Stored entries:
════
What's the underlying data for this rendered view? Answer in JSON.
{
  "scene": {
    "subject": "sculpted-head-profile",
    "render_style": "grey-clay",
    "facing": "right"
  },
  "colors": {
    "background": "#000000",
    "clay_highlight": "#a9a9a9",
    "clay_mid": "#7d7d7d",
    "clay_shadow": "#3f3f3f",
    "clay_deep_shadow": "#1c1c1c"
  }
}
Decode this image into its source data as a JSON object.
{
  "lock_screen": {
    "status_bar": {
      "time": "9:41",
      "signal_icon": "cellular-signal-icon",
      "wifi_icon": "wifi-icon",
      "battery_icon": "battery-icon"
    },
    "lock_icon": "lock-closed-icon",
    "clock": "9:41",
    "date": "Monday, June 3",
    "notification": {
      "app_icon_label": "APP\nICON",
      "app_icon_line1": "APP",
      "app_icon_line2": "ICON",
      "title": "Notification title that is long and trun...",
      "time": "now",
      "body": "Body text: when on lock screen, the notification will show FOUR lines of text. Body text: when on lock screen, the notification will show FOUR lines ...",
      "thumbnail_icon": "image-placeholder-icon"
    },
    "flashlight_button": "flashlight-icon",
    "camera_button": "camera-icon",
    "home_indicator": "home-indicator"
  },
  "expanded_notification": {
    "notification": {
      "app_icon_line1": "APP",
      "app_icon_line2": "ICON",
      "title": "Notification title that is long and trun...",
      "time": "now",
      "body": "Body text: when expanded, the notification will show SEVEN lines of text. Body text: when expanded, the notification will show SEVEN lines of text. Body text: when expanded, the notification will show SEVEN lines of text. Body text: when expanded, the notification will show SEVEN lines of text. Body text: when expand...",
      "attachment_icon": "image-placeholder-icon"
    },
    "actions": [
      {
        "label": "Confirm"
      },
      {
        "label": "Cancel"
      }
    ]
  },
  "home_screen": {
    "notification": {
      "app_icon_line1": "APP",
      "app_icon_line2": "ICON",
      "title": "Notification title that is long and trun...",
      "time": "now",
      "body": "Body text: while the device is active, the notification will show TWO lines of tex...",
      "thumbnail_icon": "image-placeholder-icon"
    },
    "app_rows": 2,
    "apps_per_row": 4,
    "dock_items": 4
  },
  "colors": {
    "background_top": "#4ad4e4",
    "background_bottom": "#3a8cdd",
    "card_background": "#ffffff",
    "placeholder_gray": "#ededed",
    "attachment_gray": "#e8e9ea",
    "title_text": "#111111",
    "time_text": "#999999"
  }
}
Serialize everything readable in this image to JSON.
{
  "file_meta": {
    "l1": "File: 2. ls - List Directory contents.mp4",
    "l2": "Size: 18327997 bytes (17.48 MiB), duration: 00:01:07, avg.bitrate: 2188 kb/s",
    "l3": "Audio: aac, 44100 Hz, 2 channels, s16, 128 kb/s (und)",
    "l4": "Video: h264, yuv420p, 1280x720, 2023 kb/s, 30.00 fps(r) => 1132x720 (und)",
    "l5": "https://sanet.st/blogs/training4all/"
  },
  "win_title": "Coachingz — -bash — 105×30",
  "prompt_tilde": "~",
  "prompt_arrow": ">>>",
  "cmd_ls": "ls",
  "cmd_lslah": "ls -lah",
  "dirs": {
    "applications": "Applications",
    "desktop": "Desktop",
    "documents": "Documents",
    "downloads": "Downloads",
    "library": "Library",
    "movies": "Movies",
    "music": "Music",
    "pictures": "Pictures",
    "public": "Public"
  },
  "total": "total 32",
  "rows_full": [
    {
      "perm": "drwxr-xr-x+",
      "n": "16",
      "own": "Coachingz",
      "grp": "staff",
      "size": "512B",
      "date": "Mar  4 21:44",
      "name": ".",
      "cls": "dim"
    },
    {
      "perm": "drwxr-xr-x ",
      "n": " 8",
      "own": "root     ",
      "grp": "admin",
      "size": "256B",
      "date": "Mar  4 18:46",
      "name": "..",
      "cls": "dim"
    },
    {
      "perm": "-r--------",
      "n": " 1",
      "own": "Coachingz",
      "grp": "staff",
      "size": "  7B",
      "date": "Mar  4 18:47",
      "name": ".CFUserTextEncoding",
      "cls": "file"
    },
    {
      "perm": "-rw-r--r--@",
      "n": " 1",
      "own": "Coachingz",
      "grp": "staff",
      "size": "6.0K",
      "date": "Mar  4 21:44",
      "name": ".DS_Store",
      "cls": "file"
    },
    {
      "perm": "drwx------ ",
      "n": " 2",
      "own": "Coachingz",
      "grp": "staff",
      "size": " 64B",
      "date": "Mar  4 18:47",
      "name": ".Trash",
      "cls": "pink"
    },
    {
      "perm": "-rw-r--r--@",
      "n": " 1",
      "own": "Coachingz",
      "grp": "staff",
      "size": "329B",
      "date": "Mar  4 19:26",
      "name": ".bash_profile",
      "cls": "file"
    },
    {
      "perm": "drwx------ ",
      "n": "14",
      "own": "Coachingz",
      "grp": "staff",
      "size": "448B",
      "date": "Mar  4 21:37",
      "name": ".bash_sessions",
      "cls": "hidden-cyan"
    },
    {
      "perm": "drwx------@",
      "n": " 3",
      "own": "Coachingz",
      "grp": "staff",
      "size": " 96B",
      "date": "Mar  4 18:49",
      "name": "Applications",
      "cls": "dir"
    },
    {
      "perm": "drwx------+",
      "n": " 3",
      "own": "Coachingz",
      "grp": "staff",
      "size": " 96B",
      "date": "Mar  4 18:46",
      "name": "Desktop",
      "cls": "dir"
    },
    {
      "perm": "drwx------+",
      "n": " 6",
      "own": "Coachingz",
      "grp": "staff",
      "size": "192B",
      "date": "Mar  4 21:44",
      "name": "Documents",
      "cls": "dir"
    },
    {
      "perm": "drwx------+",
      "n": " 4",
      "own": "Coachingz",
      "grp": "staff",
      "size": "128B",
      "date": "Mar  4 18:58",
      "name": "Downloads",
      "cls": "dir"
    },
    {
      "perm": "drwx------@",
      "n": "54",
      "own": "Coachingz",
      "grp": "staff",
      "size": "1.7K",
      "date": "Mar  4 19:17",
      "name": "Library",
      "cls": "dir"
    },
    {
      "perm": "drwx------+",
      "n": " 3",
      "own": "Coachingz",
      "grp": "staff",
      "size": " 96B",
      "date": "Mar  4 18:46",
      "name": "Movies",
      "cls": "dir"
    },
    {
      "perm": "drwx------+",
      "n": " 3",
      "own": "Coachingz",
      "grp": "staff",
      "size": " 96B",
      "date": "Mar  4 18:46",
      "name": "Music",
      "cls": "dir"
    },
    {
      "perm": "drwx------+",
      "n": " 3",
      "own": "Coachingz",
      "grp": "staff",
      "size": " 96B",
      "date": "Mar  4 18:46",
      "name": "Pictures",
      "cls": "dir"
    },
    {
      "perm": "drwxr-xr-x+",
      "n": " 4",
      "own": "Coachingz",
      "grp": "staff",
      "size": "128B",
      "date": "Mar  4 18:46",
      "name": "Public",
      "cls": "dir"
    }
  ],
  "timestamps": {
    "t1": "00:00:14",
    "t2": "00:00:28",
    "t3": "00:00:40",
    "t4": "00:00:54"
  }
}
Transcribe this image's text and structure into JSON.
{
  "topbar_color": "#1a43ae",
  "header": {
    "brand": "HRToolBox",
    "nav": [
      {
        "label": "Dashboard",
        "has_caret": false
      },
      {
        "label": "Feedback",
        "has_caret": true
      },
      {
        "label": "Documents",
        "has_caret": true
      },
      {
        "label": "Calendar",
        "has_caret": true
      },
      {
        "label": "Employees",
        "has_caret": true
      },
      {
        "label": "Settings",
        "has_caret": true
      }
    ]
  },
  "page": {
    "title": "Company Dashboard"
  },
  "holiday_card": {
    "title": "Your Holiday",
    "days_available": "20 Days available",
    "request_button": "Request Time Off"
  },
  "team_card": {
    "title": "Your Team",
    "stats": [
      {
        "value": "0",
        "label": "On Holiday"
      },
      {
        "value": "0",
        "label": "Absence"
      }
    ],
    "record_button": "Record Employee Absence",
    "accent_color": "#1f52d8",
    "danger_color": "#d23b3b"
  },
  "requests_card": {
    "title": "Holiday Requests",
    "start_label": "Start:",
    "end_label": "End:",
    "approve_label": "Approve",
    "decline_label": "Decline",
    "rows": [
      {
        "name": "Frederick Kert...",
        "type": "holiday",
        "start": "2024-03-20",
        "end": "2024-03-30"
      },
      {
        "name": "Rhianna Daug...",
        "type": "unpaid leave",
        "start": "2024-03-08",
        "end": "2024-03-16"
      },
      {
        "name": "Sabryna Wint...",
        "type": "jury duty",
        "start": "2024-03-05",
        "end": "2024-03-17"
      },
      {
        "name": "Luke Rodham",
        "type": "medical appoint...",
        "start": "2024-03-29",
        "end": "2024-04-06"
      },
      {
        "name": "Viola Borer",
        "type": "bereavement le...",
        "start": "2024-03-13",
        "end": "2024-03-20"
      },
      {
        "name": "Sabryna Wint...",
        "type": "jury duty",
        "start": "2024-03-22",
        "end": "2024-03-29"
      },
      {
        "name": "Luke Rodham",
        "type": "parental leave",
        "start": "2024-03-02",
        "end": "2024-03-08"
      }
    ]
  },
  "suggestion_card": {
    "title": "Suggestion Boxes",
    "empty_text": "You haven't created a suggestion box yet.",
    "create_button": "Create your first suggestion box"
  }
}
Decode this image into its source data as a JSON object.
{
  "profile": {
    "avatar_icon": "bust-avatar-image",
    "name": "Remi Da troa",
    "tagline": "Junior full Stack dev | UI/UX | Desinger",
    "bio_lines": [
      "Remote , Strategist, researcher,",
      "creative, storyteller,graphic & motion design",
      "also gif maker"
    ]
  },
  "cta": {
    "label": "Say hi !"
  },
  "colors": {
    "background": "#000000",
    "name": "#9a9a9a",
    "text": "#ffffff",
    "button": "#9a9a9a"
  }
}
════
For the records above, state how many lines include the string "will", giving the number and nothing else.

- _Task solution_
3